# SET PROBLEM
Transcribe every line of the listing below without any deviation.

Saved entries:
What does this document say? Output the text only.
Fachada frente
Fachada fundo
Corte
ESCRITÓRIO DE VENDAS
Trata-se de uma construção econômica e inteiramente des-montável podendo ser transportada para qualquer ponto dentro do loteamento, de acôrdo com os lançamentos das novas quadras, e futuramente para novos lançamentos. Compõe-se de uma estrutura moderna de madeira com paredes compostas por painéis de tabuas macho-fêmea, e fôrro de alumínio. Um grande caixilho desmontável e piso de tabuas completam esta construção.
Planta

# TASK RESPONSE
What does this document say? Output the text only.
Fachada frente
Fachada fundo
Corte
ESCRITÓRIO DE VENDAS
Trata-se de uma construção econômica e inteiramente des-montável podendo ser transportada para qualquer ponto dentro do loteamento, de acôrdo com os lançamentos das novas quadras, e futuramente para novos lançamentos. Compõe-se de uma estrutura moderna de madeira com paredes compostas por painéis de tabuas macho-fêmea, e fôrro de alumínio. Um grande caixilho desmontável e piso de tabuas completam esta construção.
Planta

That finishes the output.